Dataset records =
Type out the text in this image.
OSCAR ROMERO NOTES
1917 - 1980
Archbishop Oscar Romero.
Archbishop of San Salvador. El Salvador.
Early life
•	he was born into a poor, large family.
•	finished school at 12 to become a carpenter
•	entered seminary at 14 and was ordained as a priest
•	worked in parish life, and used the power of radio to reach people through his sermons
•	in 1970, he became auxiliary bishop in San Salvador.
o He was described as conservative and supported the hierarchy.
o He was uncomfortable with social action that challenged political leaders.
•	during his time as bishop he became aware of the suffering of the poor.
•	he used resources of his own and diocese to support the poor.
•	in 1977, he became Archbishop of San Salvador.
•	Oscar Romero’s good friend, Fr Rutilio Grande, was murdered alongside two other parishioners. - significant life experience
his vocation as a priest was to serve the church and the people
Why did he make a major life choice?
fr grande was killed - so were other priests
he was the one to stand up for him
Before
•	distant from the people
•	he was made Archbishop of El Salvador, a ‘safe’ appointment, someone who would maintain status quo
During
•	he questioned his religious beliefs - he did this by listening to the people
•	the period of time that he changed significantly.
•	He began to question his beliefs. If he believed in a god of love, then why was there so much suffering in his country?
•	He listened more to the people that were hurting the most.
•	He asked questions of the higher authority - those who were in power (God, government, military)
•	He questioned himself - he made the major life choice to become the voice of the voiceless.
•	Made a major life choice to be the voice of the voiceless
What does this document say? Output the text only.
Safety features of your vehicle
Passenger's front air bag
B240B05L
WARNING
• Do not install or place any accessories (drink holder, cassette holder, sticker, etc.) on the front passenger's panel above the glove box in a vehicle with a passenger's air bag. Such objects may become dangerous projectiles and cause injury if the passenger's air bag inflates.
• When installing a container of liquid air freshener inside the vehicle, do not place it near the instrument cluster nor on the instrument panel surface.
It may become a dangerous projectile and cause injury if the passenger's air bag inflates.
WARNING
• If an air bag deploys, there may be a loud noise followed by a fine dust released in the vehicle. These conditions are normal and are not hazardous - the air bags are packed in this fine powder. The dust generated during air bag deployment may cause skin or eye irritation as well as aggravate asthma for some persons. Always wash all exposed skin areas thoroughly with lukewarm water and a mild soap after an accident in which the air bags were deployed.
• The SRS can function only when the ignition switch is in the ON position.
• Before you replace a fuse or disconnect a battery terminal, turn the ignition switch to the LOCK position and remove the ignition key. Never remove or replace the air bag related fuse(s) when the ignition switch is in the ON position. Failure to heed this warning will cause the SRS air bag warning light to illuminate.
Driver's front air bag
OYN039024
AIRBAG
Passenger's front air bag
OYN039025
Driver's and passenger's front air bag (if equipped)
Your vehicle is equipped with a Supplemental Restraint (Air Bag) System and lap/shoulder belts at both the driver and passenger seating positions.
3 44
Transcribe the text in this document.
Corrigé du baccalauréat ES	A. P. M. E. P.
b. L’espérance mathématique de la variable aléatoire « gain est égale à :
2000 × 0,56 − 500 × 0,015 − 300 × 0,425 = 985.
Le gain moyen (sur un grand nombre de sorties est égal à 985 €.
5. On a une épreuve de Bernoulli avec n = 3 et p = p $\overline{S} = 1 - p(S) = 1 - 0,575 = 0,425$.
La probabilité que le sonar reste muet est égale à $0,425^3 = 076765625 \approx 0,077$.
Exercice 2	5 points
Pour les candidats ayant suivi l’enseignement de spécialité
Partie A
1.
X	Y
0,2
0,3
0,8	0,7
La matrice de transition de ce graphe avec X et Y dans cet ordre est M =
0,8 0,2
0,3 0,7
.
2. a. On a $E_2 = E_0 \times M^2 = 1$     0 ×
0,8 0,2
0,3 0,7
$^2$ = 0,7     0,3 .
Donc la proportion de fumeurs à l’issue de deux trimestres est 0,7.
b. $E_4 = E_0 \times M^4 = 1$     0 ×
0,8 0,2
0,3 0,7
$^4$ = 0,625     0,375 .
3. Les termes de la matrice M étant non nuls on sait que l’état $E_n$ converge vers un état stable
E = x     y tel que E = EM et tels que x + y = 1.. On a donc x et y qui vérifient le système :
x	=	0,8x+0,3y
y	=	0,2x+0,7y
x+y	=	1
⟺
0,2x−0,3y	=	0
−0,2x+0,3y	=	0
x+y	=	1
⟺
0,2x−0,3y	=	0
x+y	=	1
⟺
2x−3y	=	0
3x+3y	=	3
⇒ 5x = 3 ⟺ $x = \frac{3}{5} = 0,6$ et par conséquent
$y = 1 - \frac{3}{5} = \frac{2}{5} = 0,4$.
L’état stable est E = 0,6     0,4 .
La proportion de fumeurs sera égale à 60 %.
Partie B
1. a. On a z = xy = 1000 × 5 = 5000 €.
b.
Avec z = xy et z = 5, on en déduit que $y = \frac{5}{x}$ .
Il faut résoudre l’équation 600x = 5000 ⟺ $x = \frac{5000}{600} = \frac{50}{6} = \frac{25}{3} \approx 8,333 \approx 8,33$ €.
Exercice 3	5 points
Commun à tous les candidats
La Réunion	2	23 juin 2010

Problem requirements = Wherever the word "Archbishop" occurs in a line of the listing, copy that line.

Problem solution =
Archbishop Oscar Romero.
Archbishop of San Salvador. El Salvador.
•	in 1977, he became Archbishop of San Salvador.
•	he was made Archbishop of El Salvador, a ‘safe’ appointment, someone who would maintain status quo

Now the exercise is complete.